Dataset entries on figures:
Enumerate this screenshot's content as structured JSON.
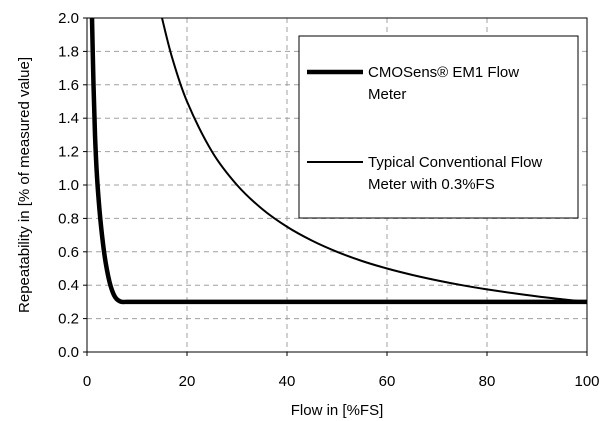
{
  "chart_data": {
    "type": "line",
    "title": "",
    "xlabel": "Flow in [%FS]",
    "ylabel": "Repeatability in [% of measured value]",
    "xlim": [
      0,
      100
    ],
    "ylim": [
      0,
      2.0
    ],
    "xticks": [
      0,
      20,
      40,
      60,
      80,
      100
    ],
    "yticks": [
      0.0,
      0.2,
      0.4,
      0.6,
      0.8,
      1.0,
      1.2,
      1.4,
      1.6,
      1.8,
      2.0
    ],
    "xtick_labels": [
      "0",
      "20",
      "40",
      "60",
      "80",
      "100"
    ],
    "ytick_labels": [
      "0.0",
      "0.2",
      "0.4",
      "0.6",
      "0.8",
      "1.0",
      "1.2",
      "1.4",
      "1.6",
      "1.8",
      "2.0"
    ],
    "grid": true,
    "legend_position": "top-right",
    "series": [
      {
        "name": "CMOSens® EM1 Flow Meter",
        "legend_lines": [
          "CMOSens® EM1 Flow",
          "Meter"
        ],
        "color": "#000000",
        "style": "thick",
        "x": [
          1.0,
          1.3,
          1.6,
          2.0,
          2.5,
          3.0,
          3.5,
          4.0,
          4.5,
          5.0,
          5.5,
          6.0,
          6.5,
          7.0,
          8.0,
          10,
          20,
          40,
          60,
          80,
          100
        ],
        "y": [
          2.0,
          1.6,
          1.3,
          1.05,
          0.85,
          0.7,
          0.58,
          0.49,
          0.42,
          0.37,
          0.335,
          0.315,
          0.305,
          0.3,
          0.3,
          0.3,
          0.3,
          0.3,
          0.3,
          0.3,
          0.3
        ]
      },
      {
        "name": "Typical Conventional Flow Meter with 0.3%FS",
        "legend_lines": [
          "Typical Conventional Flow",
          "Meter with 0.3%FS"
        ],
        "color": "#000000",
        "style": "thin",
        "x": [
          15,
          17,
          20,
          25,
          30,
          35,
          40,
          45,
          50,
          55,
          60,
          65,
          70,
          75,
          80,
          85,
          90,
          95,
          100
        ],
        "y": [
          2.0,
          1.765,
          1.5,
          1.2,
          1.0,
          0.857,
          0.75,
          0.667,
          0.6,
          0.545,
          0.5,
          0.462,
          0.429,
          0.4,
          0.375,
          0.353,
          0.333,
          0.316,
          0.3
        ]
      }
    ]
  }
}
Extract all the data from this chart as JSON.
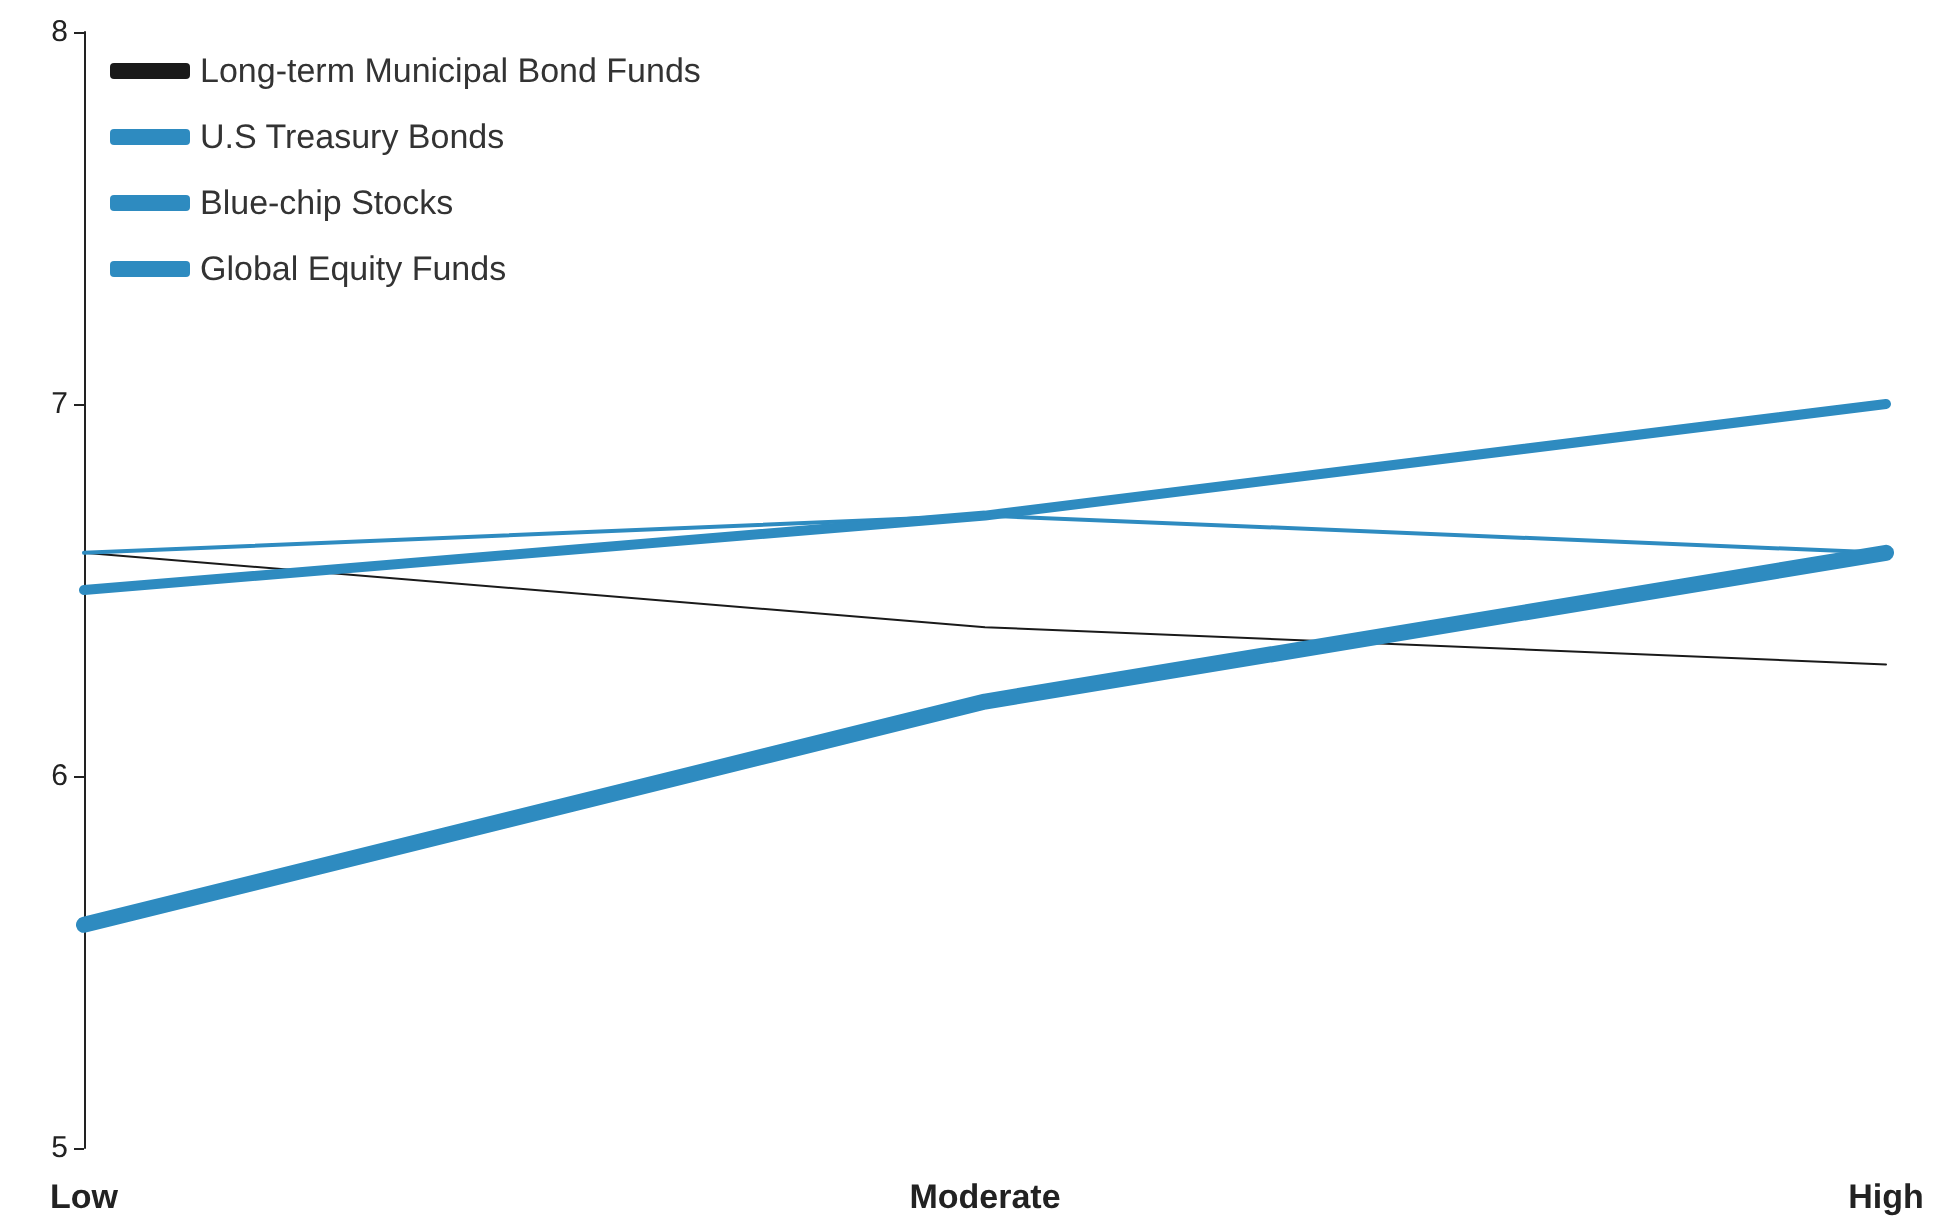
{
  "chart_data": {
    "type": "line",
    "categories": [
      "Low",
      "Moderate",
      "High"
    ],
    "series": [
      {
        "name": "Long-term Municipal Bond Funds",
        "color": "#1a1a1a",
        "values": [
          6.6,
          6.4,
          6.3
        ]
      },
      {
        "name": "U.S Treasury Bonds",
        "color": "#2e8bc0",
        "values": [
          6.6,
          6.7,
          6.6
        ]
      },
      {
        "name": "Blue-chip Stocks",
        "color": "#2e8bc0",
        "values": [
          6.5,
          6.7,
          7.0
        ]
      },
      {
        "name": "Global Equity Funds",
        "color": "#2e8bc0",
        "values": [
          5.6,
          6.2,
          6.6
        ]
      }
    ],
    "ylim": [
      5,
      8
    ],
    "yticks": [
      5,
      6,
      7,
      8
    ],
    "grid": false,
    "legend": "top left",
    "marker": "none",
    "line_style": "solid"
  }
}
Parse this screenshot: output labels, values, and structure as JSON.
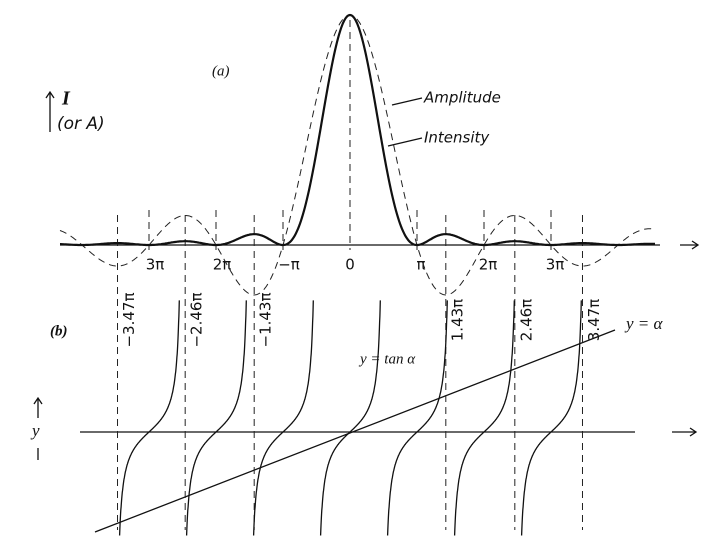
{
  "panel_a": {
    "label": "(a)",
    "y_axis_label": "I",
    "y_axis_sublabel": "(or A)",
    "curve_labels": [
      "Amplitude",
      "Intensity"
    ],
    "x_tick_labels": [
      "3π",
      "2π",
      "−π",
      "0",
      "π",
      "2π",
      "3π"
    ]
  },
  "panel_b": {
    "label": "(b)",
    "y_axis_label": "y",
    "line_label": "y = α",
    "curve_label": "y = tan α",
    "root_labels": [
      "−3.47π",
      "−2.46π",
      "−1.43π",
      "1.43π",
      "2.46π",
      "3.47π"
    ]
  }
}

* _Short exercise_
Pull out every line in the data above that has the word "name".

* _Full response_
        "name": "CMOSens® EM1 Flow Meter",
        "name": "Typical Conventional Flow Meter with 0.3%FS",
        "name": "Long-term Municipal Bond Funds",
        "name": "U.S Treasury Bonds",
        "name": "Blue-chip Stocks",
        "name": "Global Equity Funds",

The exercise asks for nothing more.